Aim:
Copy each line that has the string "ceilings" somewhere in it.

The records:
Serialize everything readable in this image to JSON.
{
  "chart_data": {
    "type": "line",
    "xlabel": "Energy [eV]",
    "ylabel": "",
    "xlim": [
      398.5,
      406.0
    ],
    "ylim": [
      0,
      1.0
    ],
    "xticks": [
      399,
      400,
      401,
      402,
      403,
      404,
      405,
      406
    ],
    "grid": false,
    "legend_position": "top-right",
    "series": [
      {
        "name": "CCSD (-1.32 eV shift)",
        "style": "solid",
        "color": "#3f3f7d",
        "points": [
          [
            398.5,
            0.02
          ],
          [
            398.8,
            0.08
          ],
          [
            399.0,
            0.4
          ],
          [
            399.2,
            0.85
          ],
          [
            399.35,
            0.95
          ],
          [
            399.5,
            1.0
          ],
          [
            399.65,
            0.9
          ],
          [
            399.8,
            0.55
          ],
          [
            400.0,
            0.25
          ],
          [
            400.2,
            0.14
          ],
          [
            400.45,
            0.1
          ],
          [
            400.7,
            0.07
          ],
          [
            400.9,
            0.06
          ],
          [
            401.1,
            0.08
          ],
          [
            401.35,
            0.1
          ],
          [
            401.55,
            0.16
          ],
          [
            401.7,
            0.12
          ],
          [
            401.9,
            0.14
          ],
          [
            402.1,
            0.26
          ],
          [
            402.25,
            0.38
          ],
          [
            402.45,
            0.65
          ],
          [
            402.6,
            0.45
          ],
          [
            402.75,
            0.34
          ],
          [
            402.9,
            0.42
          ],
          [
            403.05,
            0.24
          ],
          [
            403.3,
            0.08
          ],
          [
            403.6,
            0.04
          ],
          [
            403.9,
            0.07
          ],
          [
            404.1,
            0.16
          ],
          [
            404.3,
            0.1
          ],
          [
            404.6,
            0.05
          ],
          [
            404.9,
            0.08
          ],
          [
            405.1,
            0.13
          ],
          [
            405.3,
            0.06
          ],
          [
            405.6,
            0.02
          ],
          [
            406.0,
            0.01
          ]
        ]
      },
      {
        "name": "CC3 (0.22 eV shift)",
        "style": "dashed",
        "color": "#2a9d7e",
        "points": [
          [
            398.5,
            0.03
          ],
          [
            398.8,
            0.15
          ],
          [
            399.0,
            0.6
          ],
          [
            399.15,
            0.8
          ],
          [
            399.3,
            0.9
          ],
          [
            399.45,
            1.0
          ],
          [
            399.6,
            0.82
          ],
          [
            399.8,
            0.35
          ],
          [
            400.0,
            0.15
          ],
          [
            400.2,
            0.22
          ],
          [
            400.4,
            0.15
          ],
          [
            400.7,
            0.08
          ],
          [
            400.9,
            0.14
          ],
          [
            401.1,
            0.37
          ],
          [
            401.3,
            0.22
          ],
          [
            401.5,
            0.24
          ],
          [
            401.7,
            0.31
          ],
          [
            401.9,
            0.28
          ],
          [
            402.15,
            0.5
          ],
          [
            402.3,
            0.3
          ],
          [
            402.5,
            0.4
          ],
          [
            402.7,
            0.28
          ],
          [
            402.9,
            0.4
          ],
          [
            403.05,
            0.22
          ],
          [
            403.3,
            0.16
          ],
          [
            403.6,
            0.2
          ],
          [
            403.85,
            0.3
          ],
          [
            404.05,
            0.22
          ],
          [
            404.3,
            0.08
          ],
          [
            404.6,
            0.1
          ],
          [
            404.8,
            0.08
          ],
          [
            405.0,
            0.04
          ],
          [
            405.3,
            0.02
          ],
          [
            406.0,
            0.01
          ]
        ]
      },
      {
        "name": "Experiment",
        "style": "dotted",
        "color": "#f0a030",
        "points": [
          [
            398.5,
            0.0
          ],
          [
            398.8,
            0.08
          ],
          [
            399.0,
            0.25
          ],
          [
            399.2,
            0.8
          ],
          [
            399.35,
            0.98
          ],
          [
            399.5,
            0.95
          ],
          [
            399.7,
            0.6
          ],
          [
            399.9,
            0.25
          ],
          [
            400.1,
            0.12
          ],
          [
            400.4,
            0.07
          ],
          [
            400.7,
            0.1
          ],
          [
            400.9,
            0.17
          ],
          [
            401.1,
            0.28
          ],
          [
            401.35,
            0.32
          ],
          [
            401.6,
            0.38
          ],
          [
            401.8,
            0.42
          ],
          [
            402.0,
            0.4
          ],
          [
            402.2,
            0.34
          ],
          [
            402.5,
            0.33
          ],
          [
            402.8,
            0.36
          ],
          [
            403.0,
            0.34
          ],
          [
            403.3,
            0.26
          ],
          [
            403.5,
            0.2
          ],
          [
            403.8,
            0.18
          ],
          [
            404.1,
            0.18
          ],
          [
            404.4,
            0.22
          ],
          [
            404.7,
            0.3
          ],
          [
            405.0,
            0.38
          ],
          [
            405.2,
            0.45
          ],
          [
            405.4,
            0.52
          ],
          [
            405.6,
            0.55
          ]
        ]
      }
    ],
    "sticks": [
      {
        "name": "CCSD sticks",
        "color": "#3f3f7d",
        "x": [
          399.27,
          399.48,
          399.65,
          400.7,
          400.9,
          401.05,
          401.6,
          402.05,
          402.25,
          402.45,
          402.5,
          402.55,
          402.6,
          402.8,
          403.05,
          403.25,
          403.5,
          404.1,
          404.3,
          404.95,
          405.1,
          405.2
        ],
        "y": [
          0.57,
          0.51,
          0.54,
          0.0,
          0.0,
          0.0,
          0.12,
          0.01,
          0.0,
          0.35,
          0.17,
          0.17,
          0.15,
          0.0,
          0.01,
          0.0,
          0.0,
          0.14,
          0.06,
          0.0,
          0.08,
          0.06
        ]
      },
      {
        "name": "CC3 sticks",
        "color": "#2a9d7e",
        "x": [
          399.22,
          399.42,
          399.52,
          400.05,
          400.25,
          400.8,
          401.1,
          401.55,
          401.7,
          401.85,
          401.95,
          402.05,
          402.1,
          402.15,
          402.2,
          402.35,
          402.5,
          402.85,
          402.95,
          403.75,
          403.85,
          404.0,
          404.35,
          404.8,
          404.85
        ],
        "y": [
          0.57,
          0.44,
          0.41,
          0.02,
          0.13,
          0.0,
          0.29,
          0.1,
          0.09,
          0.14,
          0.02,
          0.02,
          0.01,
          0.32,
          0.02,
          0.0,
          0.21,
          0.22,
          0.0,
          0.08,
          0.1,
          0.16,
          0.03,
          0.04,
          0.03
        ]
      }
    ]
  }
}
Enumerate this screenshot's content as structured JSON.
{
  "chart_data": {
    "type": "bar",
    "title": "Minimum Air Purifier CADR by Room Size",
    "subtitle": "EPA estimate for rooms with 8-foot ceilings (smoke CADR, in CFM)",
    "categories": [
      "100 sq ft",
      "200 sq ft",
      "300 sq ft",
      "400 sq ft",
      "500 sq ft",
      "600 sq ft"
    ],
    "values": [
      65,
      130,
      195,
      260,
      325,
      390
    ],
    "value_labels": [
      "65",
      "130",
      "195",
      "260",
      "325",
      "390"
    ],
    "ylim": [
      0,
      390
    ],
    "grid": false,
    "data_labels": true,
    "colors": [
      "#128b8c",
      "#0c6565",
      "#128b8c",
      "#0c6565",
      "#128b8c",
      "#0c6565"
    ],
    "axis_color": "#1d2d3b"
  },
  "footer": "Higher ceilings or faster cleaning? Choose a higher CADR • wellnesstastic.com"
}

Final result:
    "subtitle": "EPA estimate for rooms with 8-foot ceilings (smoke CADR, in CFM)",
  "footer": "Higher ceilings or faster cleaning? Choose a higher CADR • wellnesstastic.com"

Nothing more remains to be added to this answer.